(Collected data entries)
○ ○ ○ ○ ○

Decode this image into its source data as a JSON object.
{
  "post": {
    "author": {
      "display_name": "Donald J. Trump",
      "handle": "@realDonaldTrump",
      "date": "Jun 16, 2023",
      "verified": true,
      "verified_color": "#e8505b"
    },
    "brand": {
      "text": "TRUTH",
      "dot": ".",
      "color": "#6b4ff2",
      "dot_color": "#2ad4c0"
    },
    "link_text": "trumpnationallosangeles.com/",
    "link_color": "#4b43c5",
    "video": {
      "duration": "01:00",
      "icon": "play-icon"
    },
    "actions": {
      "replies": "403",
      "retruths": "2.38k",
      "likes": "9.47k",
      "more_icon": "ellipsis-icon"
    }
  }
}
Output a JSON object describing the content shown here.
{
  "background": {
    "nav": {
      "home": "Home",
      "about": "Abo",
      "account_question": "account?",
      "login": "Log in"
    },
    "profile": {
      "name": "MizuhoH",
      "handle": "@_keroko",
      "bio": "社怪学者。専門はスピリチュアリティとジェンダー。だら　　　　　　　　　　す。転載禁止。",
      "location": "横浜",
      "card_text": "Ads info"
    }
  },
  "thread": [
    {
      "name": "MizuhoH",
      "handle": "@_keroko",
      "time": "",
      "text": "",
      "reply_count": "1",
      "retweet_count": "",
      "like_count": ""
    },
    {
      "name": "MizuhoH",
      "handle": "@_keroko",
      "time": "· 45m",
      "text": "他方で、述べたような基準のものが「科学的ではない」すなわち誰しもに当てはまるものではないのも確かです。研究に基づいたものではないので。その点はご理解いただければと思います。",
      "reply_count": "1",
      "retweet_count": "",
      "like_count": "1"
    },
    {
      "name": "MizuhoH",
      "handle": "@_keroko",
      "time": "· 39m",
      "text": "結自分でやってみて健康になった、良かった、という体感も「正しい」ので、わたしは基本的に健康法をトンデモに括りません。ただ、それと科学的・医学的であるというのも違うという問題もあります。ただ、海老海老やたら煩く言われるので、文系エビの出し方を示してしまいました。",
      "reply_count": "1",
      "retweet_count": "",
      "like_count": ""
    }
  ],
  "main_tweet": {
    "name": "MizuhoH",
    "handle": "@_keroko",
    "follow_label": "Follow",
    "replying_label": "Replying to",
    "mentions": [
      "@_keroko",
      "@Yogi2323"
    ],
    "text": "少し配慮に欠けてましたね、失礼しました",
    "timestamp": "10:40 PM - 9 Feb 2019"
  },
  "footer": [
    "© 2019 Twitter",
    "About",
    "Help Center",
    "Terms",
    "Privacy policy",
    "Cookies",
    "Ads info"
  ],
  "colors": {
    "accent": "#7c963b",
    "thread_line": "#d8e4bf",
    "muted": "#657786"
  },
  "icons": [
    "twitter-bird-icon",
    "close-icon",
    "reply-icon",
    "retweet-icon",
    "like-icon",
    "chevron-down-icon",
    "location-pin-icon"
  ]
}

○ ○ ○ ○ ○

_Task requirements_:
Copy the records above exactly as they appear.

_Full response_:
Decode this image into its source data as a JSON object.
{
  "post": {
    "author": {
      "display_name": "Donald J. Trump",
      "handle": "@realDonaldTrump",
      "date": "Jun 16, 2023",
      "verified": true,
      "verified_color": "#e8505b"
    },
    "brand": {
      "text": "TRUTH",
      "dot": ".",
      "color": "#6b4ff2",
      "dot_color": "#2ad4c0"
    },
    "link_text": "trumpnationallosangeles.com/",
    "link_color": "#4b43c5",
    "video": {
      "duration": "01:00",
      "icon": "play-icon"
    },
    "actions": {
      "replies": "403",
      "retruths": "2.38k",
      "likes": "9.47k",
      "more_icon": "ellipsis-icon"
    }
  }
}
Output a JSON object describing the content shown here.
{
  "background": {
    "nav": {
      "home": "Home",
      "about": "Abo",
      "account_question": "account?",
      "login": "Log in"
    },
    "profile": {
      "name": "MizuhoH",
      "handle": "@_keroko",
      "bio": "社怪学者。専門はスピリチュアリティとジェンダー。だら　　　　　　　　　　す。転載禁止。",
      "location": "横浜",
      "card_text": "Ads info"
    }
  },
  "thread": [
    {
      "name": "MizuhoH",
      "handle": "@_keroko",
      "time": "",
      "text": "",
      "reply_count": "1",
      "retweet_count": "",
      "like_count": ""
    },
    {
      "name": "MizuhoH",
      "handle": "@_keroko",
      "time": "· 45m",
      "text": "他方で、述べたような基準のものが「科学的ではない」すなわち誰しもに当てはまるものではないのも確かです。研究に基づいたものではないので。その点はご理解いただければと思います。",
      "reply_count": "1",
      "retweet_count": "",
      "like_count": "1"
    },
    {
      "name": "MizuhoH",
      "handle": "@_keroko",
      "time": "· 39m",
      "text": "結自分でやってみて健康になった、良かった、という体感も「正しい」ので、わたしは基本的に健康法をトンデモに括りません。ただ、それと科学的・医学的であるというのも違うという問題もあります。ただ、海老海老やたら煩く言われるので、文系エビの出し方を示してしまいました。",
      "reply_count": "1",
      "retweet_count": "",
      "like_count": ""
    }
  ],
  "main_tweet": {
    "name": "MizuhoH",
    "handle": "@_keroko",
    "follow_label": "Follow",
    "replying_label": "Replying to",
    "mentions": [
      "@_keroko",
      "@Yogi2323"
    ],
    "text": "少し配慮に欠けてましたね、失礼しました",
    "timestamp": "10:40 PM - 9 Feb 2019"
  },
  "footer": [
    "© 2019 Twitter",
    "About",
    "Help Center",
    "Terms",
    "Privacy policy",
    "Cookies",
    "Ads info"
  ],
  "colors": {
    "accent": "#7c963b",
    "thread_line": "#d8e4bf",
    "muted": "#657786"
  },
  "icons": [
    "twitter-bird-icon",
    "close-icon",
    "reply-icon",
    "retweet-icon",
    "like-icon",
    "chevron-down-icon",
    "location-pin-icon"
  ]
}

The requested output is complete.